EXERCISE DETAILS :: Check every line of the data below for "feel". Copy each one that has it.

------------------------------------

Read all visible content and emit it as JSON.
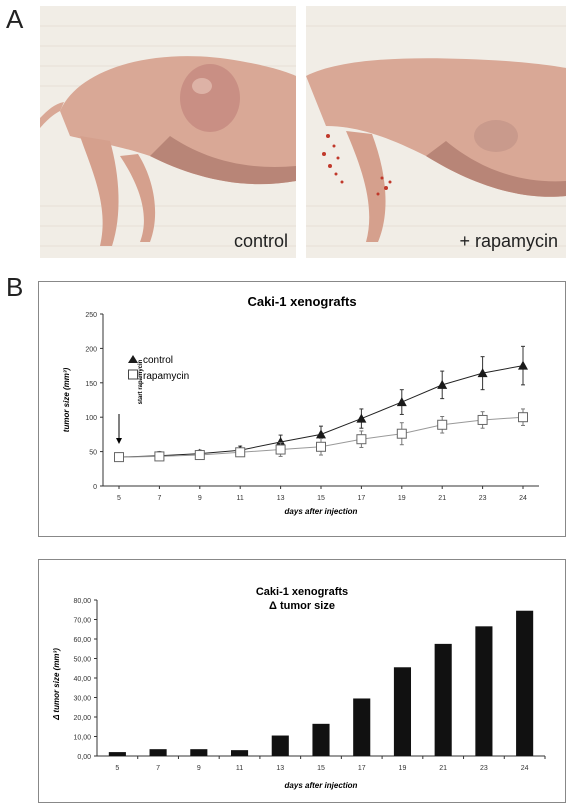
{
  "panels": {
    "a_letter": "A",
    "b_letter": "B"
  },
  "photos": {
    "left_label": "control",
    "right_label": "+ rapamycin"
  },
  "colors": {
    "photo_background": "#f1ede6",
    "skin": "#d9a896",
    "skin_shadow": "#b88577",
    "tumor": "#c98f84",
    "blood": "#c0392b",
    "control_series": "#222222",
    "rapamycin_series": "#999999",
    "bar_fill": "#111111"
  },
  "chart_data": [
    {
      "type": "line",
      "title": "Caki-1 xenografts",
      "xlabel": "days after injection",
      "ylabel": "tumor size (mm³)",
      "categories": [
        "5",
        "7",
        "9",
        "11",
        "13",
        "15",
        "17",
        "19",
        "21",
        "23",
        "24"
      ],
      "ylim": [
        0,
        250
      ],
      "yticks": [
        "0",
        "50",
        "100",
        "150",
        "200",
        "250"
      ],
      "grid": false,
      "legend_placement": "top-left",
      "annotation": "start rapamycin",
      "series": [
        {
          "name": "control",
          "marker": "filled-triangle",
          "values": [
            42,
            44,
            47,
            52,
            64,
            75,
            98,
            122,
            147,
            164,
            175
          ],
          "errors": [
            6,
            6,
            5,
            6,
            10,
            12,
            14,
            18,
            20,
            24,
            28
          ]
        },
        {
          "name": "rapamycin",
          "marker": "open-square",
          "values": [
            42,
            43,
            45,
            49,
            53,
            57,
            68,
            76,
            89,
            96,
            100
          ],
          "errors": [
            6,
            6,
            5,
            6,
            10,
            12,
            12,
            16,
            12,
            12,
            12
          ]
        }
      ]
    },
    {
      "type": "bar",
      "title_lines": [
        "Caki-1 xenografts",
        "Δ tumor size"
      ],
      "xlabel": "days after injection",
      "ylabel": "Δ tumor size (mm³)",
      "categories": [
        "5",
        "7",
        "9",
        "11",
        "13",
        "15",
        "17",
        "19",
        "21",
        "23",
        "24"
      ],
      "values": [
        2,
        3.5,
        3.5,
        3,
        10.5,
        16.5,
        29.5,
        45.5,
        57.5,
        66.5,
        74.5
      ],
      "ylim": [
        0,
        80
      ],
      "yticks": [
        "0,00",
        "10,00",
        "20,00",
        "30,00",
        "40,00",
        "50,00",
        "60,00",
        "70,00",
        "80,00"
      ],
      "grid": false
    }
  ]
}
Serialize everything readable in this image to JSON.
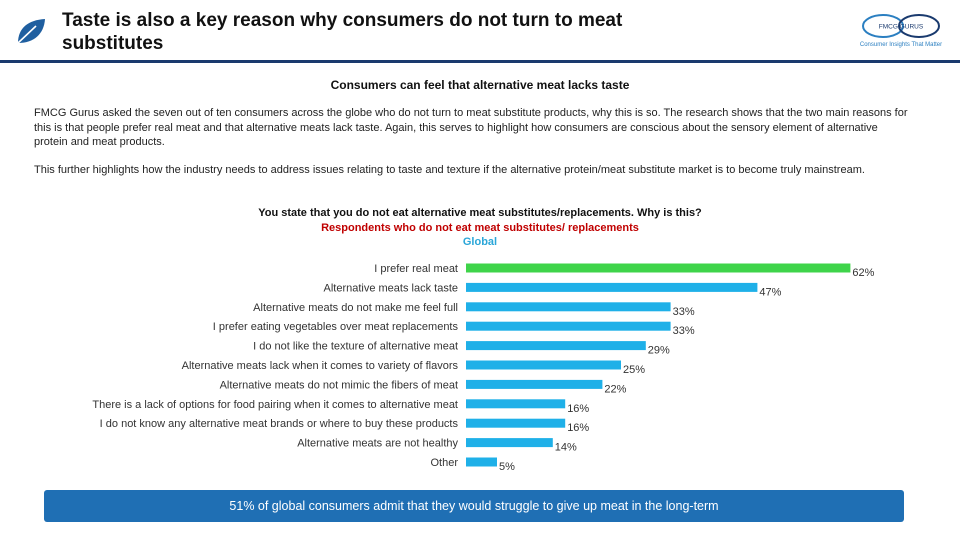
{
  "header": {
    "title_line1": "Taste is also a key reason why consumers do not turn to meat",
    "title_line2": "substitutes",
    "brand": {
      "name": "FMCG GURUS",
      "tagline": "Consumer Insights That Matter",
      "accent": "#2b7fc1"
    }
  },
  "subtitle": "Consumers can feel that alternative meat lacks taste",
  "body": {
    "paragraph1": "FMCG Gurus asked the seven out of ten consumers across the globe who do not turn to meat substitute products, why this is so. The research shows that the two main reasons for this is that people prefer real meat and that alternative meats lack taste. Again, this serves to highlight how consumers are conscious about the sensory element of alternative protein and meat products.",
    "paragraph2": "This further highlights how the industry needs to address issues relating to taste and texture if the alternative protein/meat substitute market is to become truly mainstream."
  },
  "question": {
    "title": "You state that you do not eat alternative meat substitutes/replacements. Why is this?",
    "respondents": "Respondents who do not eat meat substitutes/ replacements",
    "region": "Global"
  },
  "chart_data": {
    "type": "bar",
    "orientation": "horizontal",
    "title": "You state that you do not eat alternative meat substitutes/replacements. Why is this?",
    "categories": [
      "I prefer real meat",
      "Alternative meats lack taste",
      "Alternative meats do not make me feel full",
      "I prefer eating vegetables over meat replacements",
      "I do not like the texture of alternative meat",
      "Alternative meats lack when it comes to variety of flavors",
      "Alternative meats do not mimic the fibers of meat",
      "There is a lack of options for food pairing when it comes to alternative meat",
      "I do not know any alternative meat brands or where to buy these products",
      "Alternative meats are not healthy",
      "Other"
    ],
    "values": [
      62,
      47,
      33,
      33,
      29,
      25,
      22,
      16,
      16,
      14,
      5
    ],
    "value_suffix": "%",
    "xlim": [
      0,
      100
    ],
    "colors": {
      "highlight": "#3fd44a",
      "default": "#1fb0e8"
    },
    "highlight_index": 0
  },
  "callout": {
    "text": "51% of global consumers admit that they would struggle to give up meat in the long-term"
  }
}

------------------------------------

SOLUTION FOR THIS PROBLEM ::
  "subtitle": "Consumers can feel that alternative meat lacks taste",
      "Alternative meats do not make me feel full",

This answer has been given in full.